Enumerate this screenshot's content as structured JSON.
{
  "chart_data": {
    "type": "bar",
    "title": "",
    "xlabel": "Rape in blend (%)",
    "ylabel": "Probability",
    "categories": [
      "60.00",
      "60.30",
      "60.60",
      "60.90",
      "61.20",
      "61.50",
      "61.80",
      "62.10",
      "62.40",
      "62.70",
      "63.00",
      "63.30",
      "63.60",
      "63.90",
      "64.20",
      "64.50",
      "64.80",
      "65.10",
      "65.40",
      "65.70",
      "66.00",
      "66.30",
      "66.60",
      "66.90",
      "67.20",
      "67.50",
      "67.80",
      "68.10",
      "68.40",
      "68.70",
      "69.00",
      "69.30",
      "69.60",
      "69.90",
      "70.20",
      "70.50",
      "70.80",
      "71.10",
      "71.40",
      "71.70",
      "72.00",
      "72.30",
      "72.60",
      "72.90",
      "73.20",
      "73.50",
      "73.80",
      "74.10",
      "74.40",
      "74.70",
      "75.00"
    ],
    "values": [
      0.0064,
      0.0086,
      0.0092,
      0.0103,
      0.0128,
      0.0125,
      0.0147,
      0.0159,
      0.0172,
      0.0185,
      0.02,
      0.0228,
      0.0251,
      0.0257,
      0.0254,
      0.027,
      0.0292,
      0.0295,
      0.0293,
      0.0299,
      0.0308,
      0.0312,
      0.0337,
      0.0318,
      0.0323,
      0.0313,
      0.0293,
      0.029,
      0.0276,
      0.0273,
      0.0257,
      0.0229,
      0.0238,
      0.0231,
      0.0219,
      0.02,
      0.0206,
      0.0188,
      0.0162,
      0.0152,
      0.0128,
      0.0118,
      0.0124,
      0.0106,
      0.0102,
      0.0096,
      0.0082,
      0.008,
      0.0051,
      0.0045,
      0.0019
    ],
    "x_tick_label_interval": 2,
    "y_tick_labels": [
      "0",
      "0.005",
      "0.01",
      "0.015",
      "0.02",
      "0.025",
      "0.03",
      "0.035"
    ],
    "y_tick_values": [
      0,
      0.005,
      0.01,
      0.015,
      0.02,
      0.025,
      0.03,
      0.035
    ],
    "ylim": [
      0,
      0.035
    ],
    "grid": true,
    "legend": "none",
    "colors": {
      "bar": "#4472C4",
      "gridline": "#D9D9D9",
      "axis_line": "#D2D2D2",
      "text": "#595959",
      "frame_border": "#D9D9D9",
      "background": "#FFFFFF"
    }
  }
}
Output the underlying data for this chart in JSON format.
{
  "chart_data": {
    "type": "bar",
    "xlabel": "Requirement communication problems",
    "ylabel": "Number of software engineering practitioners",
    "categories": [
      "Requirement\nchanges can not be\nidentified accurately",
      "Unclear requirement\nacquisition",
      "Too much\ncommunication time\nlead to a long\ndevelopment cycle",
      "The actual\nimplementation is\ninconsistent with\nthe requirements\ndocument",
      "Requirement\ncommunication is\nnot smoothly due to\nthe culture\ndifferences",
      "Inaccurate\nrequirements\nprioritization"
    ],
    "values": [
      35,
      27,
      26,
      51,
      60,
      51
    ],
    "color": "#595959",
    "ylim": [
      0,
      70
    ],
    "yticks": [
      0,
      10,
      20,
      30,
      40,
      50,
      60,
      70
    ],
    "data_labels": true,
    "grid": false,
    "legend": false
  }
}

# What you are asked to do:
Write an exact transcription of every entry above.

# Exercise answer:
Enumerate this screenshot's content as structured JSON.
{
  "chart_data": {
    "type": "bar",
    "title": "",
    "xlabel": "Rape in blend (%)",
    "ylabel": "Probability",
    "categories": [
      "60.00",
      "60.30",
      "60.60",
      "60.90",
      "61.20",
      "61.50",
      "61.80",
      "62.10",
      "62.40",
      "62.70",
      "63.00",
      "63.30",
      "63.60",
      "63.90",
      "64.20",
      "64.50",
      "64.80",
      "65.10",
      "65.40",
      "65.70",
      "66.00",
      "66.30",
      "66.60",
      "66.90",
      "67.20",
      "67.50",
      "67.80",
      "68.10",
      "68.40",
      "68.70",
      "69.00",
      "69.30",
      "69.60",
      "69.90",
      "70.20",
      "70.50",
      "70.80",
      "71.10",
      "71.40",
      "71.70",
      "72.00",
      "72.30",
      "72.60",
      "72.90",
      "73.20",
      "73.50",
      "73.80",
      "74.10",
      "74.40",
      "74.70",
      "75.00"
    ],
    "values": [
      0.0064,
      0.0086,
      0.0092,
      0.0103,
      0.0128,
      0.0125,
      0.0147,
      0.0159,
      0.0172,
      0.0185,
      0.02,
      0.0228,
      0.0251,
      0.0257,
      0.0254,
      0.027,
      0.0292,
      0.0295,
      0.0293,
      0.0299,
      0.0308,
      0.0312,
      0.0337,
      0.0318,
      0.0323,
      0.0313,
      0.0293,
      0.029,
      0.0276,
      0.0273,
      0.0257,
      0.0229,
      0.0238,
      0.0231,
      0.0219,
      0.02,
      0.0206,
      0.0188,
      0.0162,
      0.0152,
      0.0128,
      0.0118,
      0.0124,
      0.0106,
      0.0102,
      0.0096,
      0.0082,
      0.008,
      0.0051,
      0.0045,
      0.0019
    ],
    "x_tick_label_interval": 2,
    "y_tick_labels": [
      "0",
      "0.005",
      "0.01",
      "0.015",
      "0.02",
      "0.025",
      "0.03",
      "0.035"
    ],
    "y_tick_values": [
      0,
      0.005,
      0.01,
      0.015,
      0.02,
      0.025,
      0.03,
      0.035
    ],
    "ylim": [
      0,
      0.035
    ],
    "grid": true,
    "legend": "none",
    "colors": {
      "bar": "#4472C4",
      "gridline": "#D9D9D9",
      "axis_line": "#D2D2D2",
      "text": "#595959",
      "frame_border": "#D9D9D9",
      "background": "#FFFFFF"
    }
  }
}
Output the underlying data for this chart in JSON format.
{
  "chart_data": {
    "type": "bar",
    "xlabel": "Requirement communication problems",
    "ylabel": "Number of software engineering practitioners",
    "categories": [
      "Requirement\nchanges can not be\nidentified accurately",
      "Unclear requirement\nacquisition",
      "Too much\ncommunication time\nlead to a long\ndevelopment cycle",
      "The actual\nimplementation is\ninconsistent with\nthe requirements\ndocument",
      "Requirement\ncommunication is\nnot smoothly due to\nthe culture\ndifferences",
      "Inaccurate\nrequirements\nprioritization"
    ],
    "values": [
      35,
      27,
      26,
      51,
      60,
      51
    ],
    "color": "#595959",
    "ylim": [
      0,
      70
    ],
    "yticks": [
      0,
      10,
      20,
      30,
      40,
      50,
      60,
      70
    ],
    "data_labels": true,
    "grid": false,
    "legend": false
  }
}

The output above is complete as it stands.